## START Provided material
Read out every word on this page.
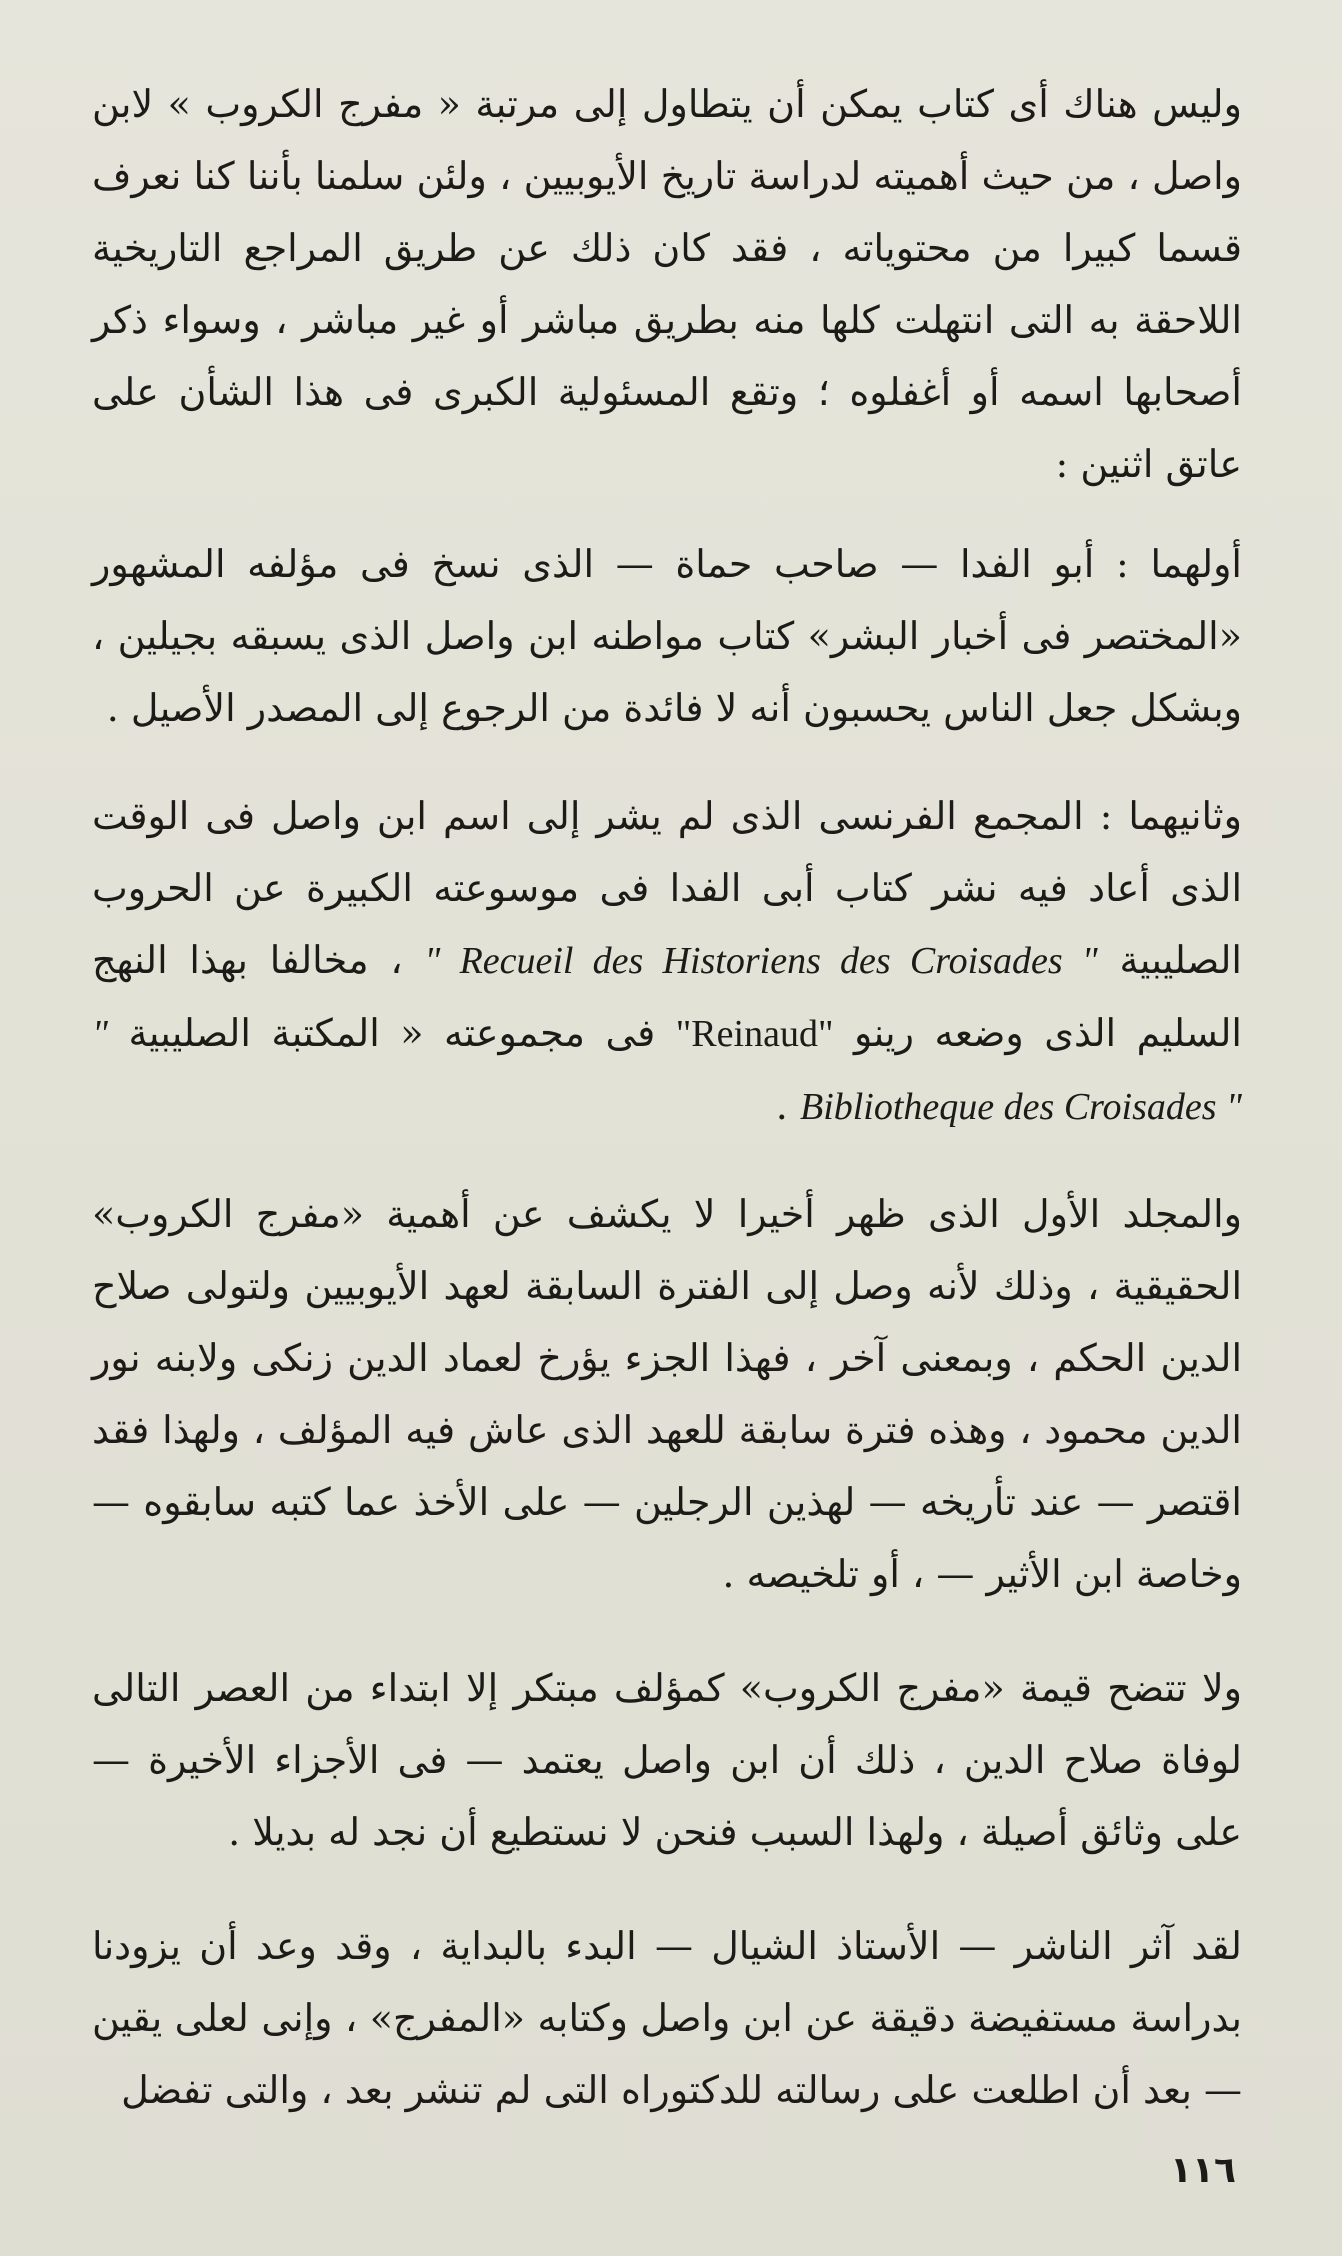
وليس هناك أى كتاب يمكن أن يتطاول إلى مرتبة « مفرج الكروب » لابن واصل ، من حيث أهميته لدراسة تاريخ الأيوبيين ، ولئن سلمنا بأننا كنا نعرف قسما كبيرا من محتوياته ، فقد كان ذلك عن طريق المراجع التاريخية اللاحقة به التى انتهلت كلها منه بطريق مباشر أو غير مباشر ، وسواء ذكر أصحابها اسمه أو أغفلوه ؛ وتقع المسئولية الكبرى فى هذا الشأن على عاتق اثنين :

أولهما : أبو الفدا — صاحب حماة — الذى نسخ فى مؤلفه المشهور «المختصر فى أخبار البشر» كتاب مواطنه ابن واصل الذى يسبقه بجيلين ، وبشكل جعل الناس يحسبون أنه لا فائدة من الرجوع إلى المصدر الأصيل .

وثانيهما : المجمع الفرنسى الذى لم يشر إلى اسم ابن واصل فى الوقت الذى أعاد فيه نشر كتاب أبى الفدا فى موسوعته الكبيرة عن الحروب الصليبية " Recueil des Historiens des Croisades " ، مخالفا بهذا النهج السليم الذى وضعه رينو "Reinaud" فى مجموعته « المكتبة الصليبية " Bibliotheque des Croisades " .

والمجلد الأول الذى ظهر أخيرا لا يكشف عن أهمية «مفرج الكروب» الحقيقية ، وذلك لأنه وصل إلى الفترة السابقة لعهد الأيوبيين ولتولى صلاح الدين الحكم ، وبمعنى آخر ، فهذا الجزء يؤرخ لعماد الدين زنكى ولابنه نور الدين محمود ، وهذه فترة سابقة للعهد الذى عاش فيه المؤلف ، ولهذا فقد اقتصر — عند تأريخه — لهذين الرجلين — على الأخذ عما كتبه سابقوه — وخاصة ابن الأثير — ، أو تلخيصه .

ولا تتضح قيمة «مفرج الكروب» كمؤلف مبتكر إلا ابتداء من العصر التالى لوفاة صلاح الدين ، ذلك أن ابن واصل يعتمد — فى الأجزاء الأخيرة — على وثائق أصيلة ، ولهذا السبب فنحن لا نستطيع أن نجد له بديلا .

لقد آثر الناشر — الأستاذ الشيال — البدء بالبداية ، وقد وعد أن يزودنا بدراسة مستفيضة دقيقة عن ابن واصل وكتابه «المفرج» ، وإنى لعلى يقين — بعد أن اطلعت على رسالته للدكتوراه التى لم تنشر بعد ، والتى تفضل

١١٦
## END Provided material
■ What is expected ■
Omit each picture, then return all of the listing exactly as it stands.

■ Exercise response ■
Read out every word on this page.
وليس هناك أى كتاب يمكن أن يتطاول إلى مرتبة « مفرج الكروب » لابن واصل ، من حيث أهميته لدراسة تاريخ الأيوبيين ، ولئن سلمنا بأننا كنا نعرف قسما كبيرا من محتوياته ، فقد كان ذلك عن طريق المراجع التاريخية اللاحقة به التى انتهلت كلها منه بطريق مباشر أو غير مباشر ، وسواء ذكر أصحابها اسمه أو أغفلوه ؛ وتقع المسئولية الكبرى فى هذا الشأن على عاتق اثنين :

أولهما : أبو الفدا — صاحب حماة — الذى نسخ فى مؤلفه المشهور «المختصر فى أخبار البشر» كتاب مواطنه ابن واصل الذى يسبقه بجيلين ، وبشكل جعل الناس يحسبون أنه لا فائدة من الرجوع إلى المصدر الأصيل .

وثانيهما : المجمع الفرنسى الذى لم يشر إلى اسم ابن واصل فى الوقت الذى أعاد فيه نشر كتاب أبى الفدا فى موسوعته الكبيرة عن الحروب الصليبية " Recueil des Historiens des Croisades " ، مخالفا بهذا النهج السليم الذى وضعه رينو "Reinaud" فى مجموعته « المكتبة الصليبية " Bibliotheque des Croisades " .

والمجلد الأول الذى ظهر أخيرا لا يكشف عن أهمية «مفرج الكروب» الحقيقية ، وذلك لأنه وصل إلى الفترة السابقة لعهد الأيوبيين ولتولى صلاح الدين الحكم ، وبمعنى آخر ، فهذا الجزء يؤرخ لعماد الدين زنكى ولابنه نور الدين محمود ، وهذه فترة سابقة للعهد الذى عاش فيه المؤلف ، ولهذا فقد اقتصر — عند تأريخه — لهذين الرجلين — على الأخذ عما كتبه سابقوه — وخاصة ابن الأثير — ، أو تلخيصه .

ولا تتضح قيمة «مفرج الكروب» كمؤلف مبتكر إلا ابتداء من العصر التالى لوفاة صلاح الدين ، ذلك أن ابن واصل يعتمد — فى الأجزاء الأخيرة — على وثائق أصيلة ، ولهذا السبب فنحن لا نستطيع أن نجد له بديلا .

لقد آثر الناشر — الأستاذ الشيال — البدء بالبداية ، وقد وعد أن يزودنا بدراسة مستفيضة دقيقة عن ابن واصل وكتابه «المفرج» ، وإنى لعلى يقين — بعد أن اطلعت على رسالته للدكتوراه التى لم تنشر بعد ، والتى تفضل

١١٦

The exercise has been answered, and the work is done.